> _Supplied entries_
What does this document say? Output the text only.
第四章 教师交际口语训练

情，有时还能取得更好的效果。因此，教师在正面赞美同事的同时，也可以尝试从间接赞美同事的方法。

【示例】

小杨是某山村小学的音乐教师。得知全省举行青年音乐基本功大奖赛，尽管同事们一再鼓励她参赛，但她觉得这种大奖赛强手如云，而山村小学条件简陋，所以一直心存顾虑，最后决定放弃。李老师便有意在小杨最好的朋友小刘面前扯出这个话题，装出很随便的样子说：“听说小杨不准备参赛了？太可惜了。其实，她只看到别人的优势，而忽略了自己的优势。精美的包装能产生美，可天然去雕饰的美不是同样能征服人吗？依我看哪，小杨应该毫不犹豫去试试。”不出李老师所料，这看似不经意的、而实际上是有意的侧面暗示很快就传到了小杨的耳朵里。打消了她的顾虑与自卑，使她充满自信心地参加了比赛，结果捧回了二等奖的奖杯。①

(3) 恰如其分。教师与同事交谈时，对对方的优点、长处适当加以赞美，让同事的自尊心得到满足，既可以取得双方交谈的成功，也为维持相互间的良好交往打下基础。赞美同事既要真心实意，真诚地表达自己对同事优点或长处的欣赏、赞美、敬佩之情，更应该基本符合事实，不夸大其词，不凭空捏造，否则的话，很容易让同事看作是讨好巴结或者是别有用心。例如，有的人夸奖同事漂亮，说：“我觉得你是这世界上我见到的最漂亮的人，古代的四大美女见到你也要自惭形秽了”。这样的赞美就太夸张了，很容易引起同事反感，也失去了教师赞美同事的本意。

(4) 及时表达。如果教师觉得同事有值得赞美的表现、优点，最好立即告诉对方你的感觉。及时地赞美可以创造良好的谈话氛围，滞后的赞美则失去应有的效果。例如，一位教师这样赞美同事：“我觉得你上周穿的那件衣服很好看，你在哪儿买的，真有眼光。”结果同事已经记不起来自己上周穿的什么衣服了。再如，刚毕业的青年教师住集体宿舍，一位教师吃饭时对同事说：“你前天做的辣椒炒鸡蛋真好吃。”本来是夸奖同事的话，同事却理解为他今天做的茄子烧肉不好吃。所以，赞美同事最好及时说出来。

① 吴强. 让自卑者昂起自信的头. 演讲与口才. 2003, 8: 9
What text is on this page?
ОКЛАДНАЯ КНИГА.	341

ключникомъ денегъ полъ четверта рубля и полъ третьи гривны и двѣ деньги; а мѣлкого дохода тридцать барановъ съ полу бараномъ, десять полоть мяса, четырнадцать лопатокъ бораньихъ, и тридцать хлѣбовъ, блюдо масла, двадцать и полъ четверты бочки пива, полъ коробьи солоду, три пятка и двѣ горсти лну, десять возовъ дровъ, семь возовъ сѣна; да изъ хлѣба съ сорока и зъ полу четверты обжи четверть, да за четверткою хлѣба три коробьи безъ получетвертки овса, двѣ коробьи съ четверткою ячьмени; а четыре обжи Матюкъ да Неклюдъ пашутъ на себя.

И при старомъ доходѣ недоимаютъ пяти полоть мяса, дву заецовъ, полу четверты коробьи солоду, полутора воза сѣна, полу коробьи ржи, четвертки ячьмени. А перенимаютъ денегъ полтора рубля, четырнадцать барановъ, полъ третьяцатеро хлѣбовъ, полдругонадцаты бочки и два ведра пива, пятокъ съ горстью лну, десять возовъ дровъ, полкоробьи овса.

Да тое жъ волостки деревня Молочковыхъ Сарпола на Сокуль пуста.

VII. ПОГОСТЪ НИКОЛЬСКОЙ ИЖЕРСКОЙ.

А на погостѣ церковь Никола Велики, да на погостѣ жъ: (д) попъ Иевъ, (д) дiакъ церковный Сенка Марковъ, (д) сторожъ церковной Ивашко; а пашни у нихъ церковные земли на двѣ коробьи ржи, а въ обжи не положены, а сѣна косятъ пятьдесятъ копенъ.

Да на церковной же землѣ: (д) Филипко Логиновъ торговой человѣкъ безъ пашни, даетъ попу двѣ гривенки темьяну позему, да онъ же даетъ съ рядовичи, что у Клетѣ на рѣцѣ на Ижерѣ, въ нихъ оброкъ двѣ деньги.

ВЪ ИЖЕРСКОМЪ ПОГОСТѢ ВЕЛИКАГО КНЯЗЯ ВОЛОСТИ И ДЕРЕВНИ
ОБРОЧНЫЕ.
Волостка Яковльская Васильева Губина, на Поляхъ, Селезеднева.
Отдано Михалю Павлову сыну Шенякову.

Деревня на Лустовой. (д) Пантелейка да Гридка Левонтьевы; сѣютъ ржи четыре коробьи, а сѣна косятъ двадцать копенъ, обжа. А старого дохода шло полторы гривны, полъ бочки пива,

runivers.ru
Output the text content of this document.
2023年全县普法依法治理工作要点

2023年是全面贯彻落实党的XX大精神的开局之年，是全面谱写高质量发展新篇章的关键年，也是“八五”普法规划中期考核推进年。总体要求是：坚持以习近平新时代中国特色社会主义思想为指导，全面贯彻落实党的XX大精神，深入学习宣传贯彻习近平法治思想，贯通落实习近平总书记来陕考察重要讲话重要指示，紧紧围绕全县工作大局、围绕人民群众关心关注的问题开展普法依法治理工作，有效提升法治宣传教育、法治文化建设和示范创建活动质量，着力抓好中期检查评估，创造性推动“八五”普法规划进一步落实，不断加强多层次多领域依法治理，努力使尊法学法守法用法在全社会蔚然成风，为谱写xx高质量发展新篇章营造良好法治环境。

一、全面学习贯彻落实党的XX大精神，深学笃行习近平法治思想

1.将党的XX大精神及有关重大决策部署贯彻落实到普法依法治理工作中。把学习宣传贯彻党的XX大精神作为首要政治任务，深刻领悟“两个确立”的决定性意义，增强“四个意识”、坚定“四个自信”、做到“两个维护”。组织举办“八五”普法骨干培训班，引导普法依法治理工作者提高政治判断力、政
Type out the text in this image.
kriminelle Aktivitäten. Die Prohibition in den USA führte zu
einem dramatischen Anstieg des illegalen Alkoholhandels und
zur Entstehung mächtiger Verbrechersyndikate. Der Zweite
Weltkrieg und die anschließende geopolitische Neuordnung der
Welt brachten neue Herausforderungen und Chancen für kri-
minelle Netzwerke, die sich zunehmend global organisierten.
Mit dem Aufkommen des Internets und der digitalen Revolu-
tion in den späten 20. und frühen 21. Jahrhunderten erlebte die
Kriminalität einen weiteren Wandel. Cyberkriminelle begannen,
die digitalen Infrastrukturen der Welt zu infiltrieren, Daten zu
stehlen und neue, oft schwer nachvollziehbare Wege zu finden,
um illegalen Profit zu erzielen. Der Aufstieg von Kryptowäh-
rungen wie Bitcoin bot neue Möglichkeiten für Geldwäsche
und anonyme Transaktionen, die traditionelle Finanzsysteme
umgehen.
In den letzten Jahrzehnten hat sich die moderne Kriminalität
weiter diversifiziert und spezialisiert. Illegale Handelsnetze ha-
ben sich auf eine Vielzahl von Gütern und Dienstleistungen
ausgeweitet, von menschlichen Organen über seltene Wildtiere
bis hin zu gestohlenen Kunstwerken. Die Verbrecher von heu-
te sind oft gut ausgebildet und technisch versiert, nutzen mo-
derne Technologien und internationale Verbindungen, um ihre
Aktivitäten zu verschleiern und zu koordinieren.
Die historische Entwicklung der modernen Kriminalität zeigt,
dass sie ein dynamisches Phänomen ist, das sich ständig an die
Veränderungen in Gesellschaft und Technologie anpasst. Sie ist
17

> _Work to do_
Please restate the whole listing word for word.

> _Expected answer_
What does this document say? Output the text only.
第四章 教师交际口语训练

情，有时还能取得更好的效果。因此，教师在正面赞美同事的同时，也可以尝试从间接赞美同事的方法。

【示例】

小杨是某山村小学的音乐教师。得知全省举行青年音乐基本功大奖赛，尽管同事们一再鼓励她参赛，但她觉得这种大奖赛强手如云，而山村小学条件简陋，所以一直心存顾虑，最后决定放弃。李老师便有意在小杨最好的朋友小刘面前扯出这个话题，装出很随便的样子说：“听说小杨不准备参赛了？太可惜了。其实，她只看到别人的优势，而忽略了自己的优势。精美的包装能产生美，可天然去雕饰的美不是同样能征服人吗？依我看哪，小杨应该毫不犹豫去试试。”不出李老师所料，这看似不经意的、而实际上是有意的侧面暗示很快就传到了小杨的耳朵里。打消了她的顾虑与自卑，使她充满自信心地参加了比赛，结果捧回了二等奖的奖杯。①

(3) 恰如其分。教师与同事交谈时，对对方的优点、长处适当加以赞美，让同事的自尊心得到满足，既可以取得双方交谈的成功，也为维持相互间的良好交往打下基础。赞美同事既要真心实意，真诚地表达自己对同事优点或长处的欣赏、赞美、敬佩之情，更应该基本符合事实，不夸大其词，不凭空捏造，否则的话，很容易让同事看作是讨好巴结或者是别有用心。例如，有的人夸奖同事漂亮，说：“我觉得你是这世界上我见到的最漂亮的人，古代的四大美女见到你也要自惭形秽了”。这样的赞美就太夸张了，很容易引起同事反感，也失去了教师赞美同事的本意。

(4) 及时表达。如果教师觉得同事有值得赞美的表现、优点，最好立即告诉对方你的感觉。及时地赞美可以创造良好的谈话氛围，滞后的赞美则失去应有的效果。例如，一位教师这样赞美同事：“我觉得你上周穿的那件衣服很好看，你在哪儿买的，真有眼光。”结果同事已经记不起来自己上周穿的什么衣服了。再如，刚毕业的青年教师住集体宿舍，一位教师吃饭时对同事说：“你前天做的辣椒炒鸡蛋真好吃。”本来是夸奖同事的话，同事却理解为他今天做的茄子烧肉不好吃。所以，赞美同事最好及时说出来。

① 吴强. 让自卑者昂起自信的头. 演讲与口才. 2003, 8: 9
What text is on this page?
ОКЛАДНАЯ КНИГА.	341

ключникомъ денегъ полъ четверта рубля и полъ третьи гривны и двѣ деньги; а мѣлкого дохода тридцать барановъ съ полу бараномъ, десять полоть мяса, четырнадцать лопатокъ бораньихъ, и тридцать хлѣбовъ, блюдо масла, двадцать и полъ четверты бочки пива, полъ коробьи солоду, три пятка и двѣ горсти лну, десять возовъ дровъ, семь возовъ сѣна; да изъ хлѣба съ сорока и зъ полу четверты обжи четверть, да за четверткою хлѣба три коробьи безъ получетвертки овса, двѣ коробьи съ четверткою ячьмени; а четыре обжи Матюкъ да Неклюдъ пашутъ на себя.

И при старомъ доходѣ недоимаютъ пяти полоть мяса, дву заецовъ, полу четверты коробьи солоду, полутора воза сѣна, полу коробьи ржи, четвертки ячьмени. А перенимаютъ денегъ полтора рубля, четырнадцать барановъ, полъ третьяцатеро хлѣбовъ, полдругонадцаты бочки и два ведра пива, пятокъ съ горстью лну, десять возовъ дровъ, полкоробьи овса.

Да тое жъ волостки деревня Молочковыхъ Сарпола на Сокуль пуста.

VII. ПОГОСТЪ НИКОЛЬСКОЙ ИЖЕРСКОЙ.

А на погостѣ церковь Никола Велики, да на погостѣ жъ: (д) попъ Иевъ, (д) дiакъ церковный Сенка Марковъ, (д) сторожъ церковной Ивашко; а пашни у нихъ церковные земли на двѣ коробьи ржи, а въ обжи не положены, а сѣна косятъ пятьдесятъ копенъ.

Да на церковной же землѣ: (д) Филипко Логиновъ торговой человѣкъ безъ пашни, даетъ попу двѣ гривенки темьяну позему, да онъ же даетъ съ рядовичи, что у Клетѣ на рѣцѣ на Ижерѣ, въ нихъ оброкъ двѣ деньги.

ВЪ ИЖЕРСКОМЪ ПОГОСТѢ ВЕЛИКАГО КНЯЗЯ ВОЛОСТИ И ДЕРЕВНИ
ОБРОЧНЫЕ.
Волостка Яковльская Васильева Губина, на Поляхъ, Селезеднева.
Отдано Михалю Павлову сыну Шенякову.

Деревня на Лустовой. (д) Пантелейка да Гридка Левонтьевы; сѣютъ ржи четыре коробьи, а сѣна косятъ двадцать копенъ, обжа. А старого дохода шло полторы гривны, полъ бочки пива,

runivers.ru
Output the text content of this document.
2023年全县普法依法治理工作要点

2023年是全面贯彻落实党的XX大精神的开局之年，是全面谱写高质量发展新篇章的关键年，也是“八五”普法规划中期考核推进年。总体要求是：坚持以习近平新时代中国特色社会主义思想为指导，全面贯彻落实党的XX大精神，深入学习宣传贯彻习近平法治思想，贯通落实习近平总书记来陕考察重要讲话重要指示，紧紧围绕全县工作大局、围绕人民群众关心关注的问题开展普法依法治理工作，有效提升法治宣传教育、法治文化建设和示范创建活动质量，着力抓好中期检查评估，创造性推动“八五”普法规划进一步落实，不断加强多层次多领域依法治理，努力使尊法学法守法用法在全社会蔚然成风，为谱写xx高质量发展新篇章营造良好法治环境。

一、全面学习贯彻落实党的XX大精神，深学笃行习近平法治思想

1.将党的XX大精神及有关重大决策部署贯彻落实到普法依法治理工作中。把学习宣传贯彻党的XX大精神作为首要政治任务，深刻领悟“两个确立”的决定性意义，增强“四个意识”、坚定“四个自信”、做到“两个维护”。组织举办“八五”普法骨干培训班，引导普法依法治理工作者提高政治判断力、政
Type out the text in this image.
kriminelle Aktivitäten. Die Prohibition in den USA führte zu
einem dramatischen Anstieg des illegalen Alkoholhandels und
zur Entstehung mächtiger Verbrechersyndikate. Der Zweite
Weltkrieg und die anschließende geopolitische Neuordnung der
Welt brachten neue Herausforderungen und Chancen für kri-
minelle Netzwerke, die sich zunehmend global organisierten.
Mit dem Aufkommen des Internets und der digitalen Revolu-
tion in den späten 20. und frühen 21. Jahrhunderten erlebte die
Kriminalität einen weiteren Wandel. Cyberkriminelle begannen,
die digitalen Infrastrukturen der Welt zu infiltrieren, Daten zu
stehlen und neue, oft schwer nachvollziehbare Wege zu finden,
um illegalen Profit zu erzielen. Der Aufstieg von Kryptowäh-
rungen wie Bitcoin bot neue Möglichkeiten für Geldwäsche
und anonyme Transaktionen, die traditionelle Finanzsysteme
umgehen.
In den letzten Jahrzehnten hat sich die moderne Kriminalität
weiter diversifiziert und spezialisiert. Illegale Handelsnetze ha-
ben sich auf eine Vielzahl von Gütern und Dienstleistungen
ausgeweitet, von menschlichen Organen über seltene Wildtiere
bis hin zu gestohlenen Kunstwerken. Die Verbrecher von heu-
te sind oft gut ausgebildet und technisch versiert, nutzen mo-
derne Technologien und internationale Verbindungen, um ihre
Aktivitäten zu verschleiern und zu koordinieren.
Die historische Entwicklung der modernen Kriminalität zeigt,
dass sie ein dynamisches Phänomen ist, das sich ständig an die
Veränderungen in Gesellschaft und Technologie anpasst. Sie ist
17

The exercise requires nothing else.